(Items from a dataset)
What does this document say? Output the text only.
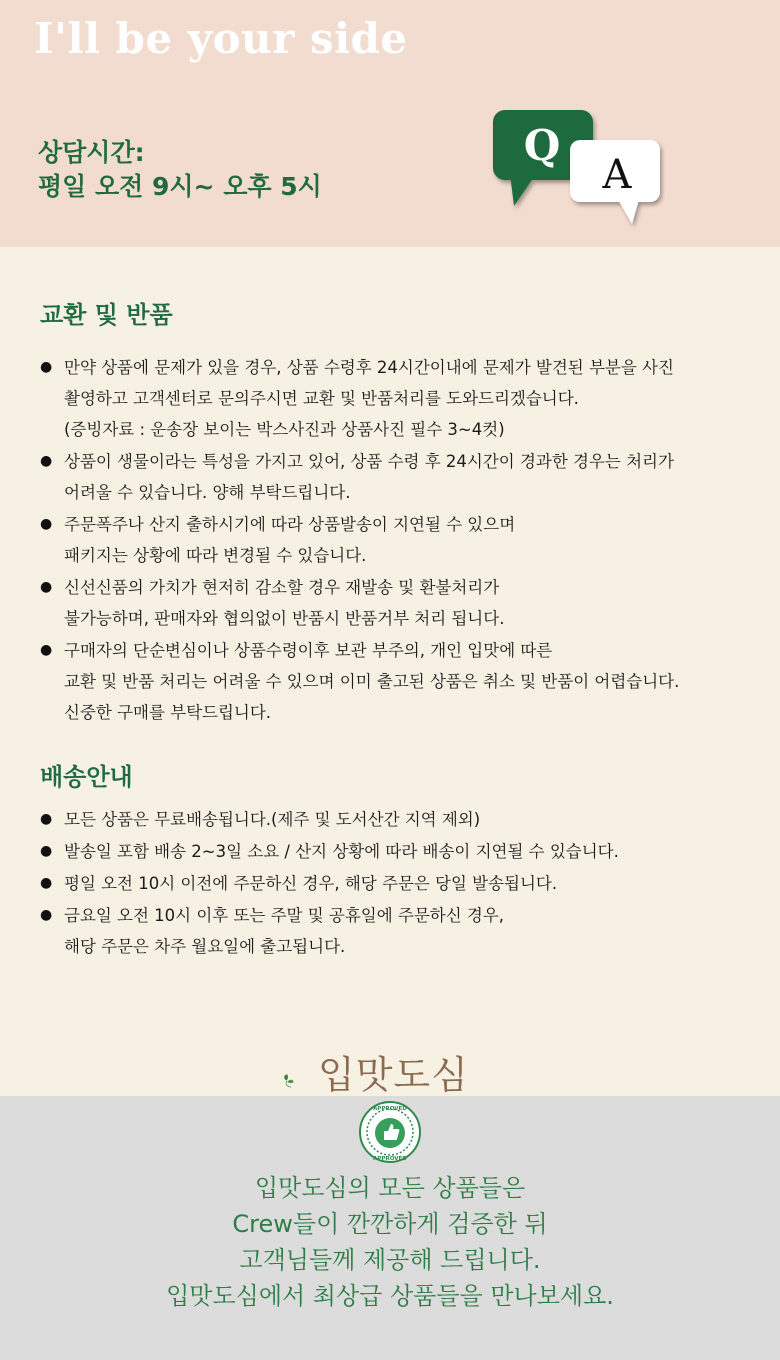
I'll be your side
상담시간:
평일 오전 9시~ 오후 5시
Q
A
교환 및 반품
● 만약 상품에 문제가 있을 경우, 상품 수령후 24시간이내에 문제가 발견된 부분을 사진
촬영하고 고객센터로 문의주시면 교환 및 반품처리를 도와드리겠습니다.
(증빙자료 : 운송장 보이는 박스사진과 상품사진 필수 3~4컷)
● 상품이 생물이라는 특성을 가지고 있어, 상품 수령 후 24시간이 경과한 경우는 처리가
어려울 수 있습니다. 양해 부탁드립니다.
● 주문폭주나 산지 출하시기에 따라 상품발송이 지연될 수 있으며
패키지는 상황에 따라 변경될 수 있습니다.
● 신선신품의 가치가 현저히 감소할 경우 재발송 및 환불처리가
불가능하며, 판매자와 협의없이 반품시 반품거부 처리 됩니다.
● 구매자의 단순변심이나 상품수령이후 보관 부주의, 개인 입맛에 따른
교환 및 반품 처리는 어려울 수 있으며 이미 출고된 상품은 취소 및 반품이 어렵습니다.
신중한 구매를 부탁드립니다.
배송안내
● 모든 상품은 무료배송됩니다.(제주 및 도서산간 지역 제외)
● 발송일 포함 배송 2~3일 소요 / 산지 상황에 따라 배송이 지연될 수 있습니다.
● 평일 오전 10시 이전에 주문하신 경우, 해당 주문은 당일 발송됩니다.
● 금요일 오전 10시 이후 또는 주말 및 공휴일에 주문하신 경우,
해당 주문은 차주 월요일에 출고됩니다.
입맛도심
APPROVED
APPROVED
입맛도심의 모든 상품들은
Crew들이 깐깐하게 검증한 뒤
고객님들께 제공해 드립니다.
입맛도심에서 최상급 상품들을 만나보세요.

- [GOAL OF THE EXERCISE] Select from the material above each line in which the string "있습니다" appears, and list those lines.

- [FINISHED EXERCISE]
어려울 수 있습니다. 양해 부탁드립니다.
패키지는 상황에 따라 변경될 수 있습니다.
● 발송일 포함 배송 2~3일 소요 / 산지 상황에 따라 배송이 지연될 수 있습니다.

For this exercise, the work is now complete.